→ **What you will do**
A) In the vector index section, translate the sentence "Vectors are stored as raw binary float arrays for efficient access" into Spanish.
B) According to the vector index section, what is config.connectivity_base set to when USearch is configured?

→ **Document section**
21.3.3 USearch Backend Integration
The primary backend uses the USearch library for efficient HNSW operations:
class HNSWIndexProxyUSearch final : public HNSWIndexProxy {
private:
std::unique_ptr<unum::usearch::index_dense_t> index_;
HNSWOptions options_;
// Buffered insertion for batching
std::vector<float> vectors_;
std::vector<DocID> doc_ids_;
absl::flat_hash_set<DocID> doc_ids_set_;
// Training thresholds
static constexpr auto kMinTrainingSetSize = 10'000;
static constexpr auto kBatchSizeForBulkLoading = 100;
};
Index initialization configures USearch with Cognica's options:
HNSWIndexProxyUSearch::HNSWIndexProxyUSearch(...)
: index_([&]() {
using namespace unum::usearch;
// Map metric type
auto metric_type = metric_kind_t::l2sq_k;
if (options_.metric_type == MetricType::kInnerProduct) {
metric_type = metric_kind_t::ip_k;
}
// Map scalar precision
auto scalar_type = scalar_kind_t::f32_k;
switch (options_.quantizer_type) {
case QuantizerType::k8Bit:
scalar_type = scalar_kind_t::i8_k;
break;
case QuantizerType::k16Bit:
scalar_type = scalar_kind_t::f16_k;
break;
}
// Configure HNSW parameters
auto config = index_dense_config_t {};
config.connectivity = options_.M;
config.connectivity_base = options_.M * 2;
config.expansion_add = options_.ef_construction;
config.expansion_search = options_.ef_search;
auto metric = index_dense_t::metric_t {
static_cast<size_t>(options_.dims),
metric_type,
scalar_type,
};
return std::make_unique<index_dense_t>(
index_dense_t::make(metric, config));
}()) {}
21.3.4 FAISS Backend Integration
For advanced use cases, FAISS provides additional capabilities:
class HNSWIndexProxyFaiss final : public HNSWIndexProxy {
private:
std::vector<std::unique_ptr<faiss::Index>> shards_hnsw_;
std::vector<std::unique_ptr<faiss::IndexIDMap>> shards_index_;
std::unique_ptr<faiss::IndexShards> index_;
std::unique_ptr<DynamicRoaringBitSet> deleted_doc_ids_;
};
FAISS integration enables:
- Sharded indices for parallel search
- Custom inverted list storage via KV database
- IVF+PQ compression for billion-scale indices
21.4 Vector Storage and Analysis
21.4.1 Vector Encoding
Vectors are stored as raw binary float arrays for efficient access:
struct DenseVectorCodec {
static auto encode(const std::vector<float>& vector,
std::optional<int32_t> dims = std::nullopt)
-> std::expected<std::string, Status> {
auto vector_dims = static_cast<int32_t>(vector.size());
// Validate dimension alignment
if (dims.has_value() && vector_dims % dims.value()) {
return std::unexpected {
Status::InvalidArgument("Invalid dimensions")

→ **Rows**
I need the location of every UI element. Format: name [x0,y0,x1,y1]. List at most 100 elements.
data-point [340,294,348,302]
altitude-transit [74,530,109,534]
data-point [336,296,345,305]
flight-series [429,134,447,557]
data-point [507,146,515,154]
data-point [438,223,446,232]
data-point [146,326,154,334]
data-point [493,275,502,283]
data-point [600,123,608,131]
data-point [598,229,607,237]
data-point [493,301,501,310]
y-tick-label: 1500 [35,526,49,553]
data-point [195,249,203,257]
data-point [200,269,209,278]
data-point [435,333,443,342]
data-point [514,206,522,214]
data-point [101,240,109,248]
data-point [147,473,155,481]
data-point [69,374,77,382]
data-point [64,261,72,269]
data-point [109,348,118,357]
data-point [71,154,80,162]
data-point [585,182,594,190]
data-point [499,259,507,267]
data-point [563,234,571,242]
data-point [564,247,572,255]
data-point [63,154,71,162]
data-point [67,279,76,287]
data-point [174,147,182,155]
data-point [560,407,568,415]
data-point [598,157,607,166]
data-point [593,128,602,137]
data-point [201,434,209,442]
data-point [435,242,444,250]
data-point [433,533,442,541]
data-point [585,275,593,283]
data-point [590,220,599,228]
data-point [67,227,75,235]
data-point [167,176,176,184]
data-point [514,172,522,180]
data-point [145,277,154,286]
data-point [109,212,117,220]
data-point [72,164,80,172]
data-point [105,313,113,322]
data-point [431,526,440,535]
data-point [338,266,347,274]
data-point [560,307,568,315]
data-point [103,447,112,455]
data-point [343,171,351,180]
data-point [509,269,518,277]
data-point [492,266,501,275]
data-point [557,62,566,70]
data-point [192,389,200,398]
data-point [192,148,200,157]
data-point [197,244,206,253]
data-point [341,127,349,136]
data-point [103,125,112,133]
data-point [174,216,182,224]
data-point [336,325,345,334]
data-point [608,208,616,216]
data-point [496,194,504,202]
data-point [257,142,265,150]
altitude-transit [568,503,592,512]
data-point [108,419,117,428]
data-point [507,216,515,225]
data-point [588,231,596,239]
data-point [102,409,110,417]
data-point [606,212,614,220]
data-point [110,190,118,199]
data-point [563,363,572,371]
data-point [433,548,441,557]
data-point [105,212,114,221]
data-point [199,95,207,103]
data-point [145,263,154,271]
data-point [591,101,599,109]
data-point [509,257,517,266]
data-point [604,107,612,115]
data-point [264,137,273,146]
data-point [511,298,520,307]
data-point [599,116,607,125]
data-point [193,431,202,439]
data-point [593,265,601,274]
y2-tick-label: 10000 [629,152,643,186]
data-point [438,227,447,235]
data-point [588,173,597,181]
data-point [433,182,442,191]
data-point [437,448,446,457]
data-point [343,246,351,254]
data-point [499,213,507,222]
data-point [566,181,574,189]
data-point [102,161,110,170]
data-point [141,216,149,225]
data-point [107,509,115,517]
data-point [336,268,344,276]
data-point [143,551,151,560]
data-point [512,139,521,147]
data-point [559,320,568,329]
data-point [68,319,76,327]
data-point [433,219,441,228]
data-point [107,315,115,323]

→ **Results for each task**
A) Los vectores se almacenan como arreglos binarios de números de punto flotante sin procesar para un acceso eficiente.

B) It is set to options_.M * 2, twice the value of M.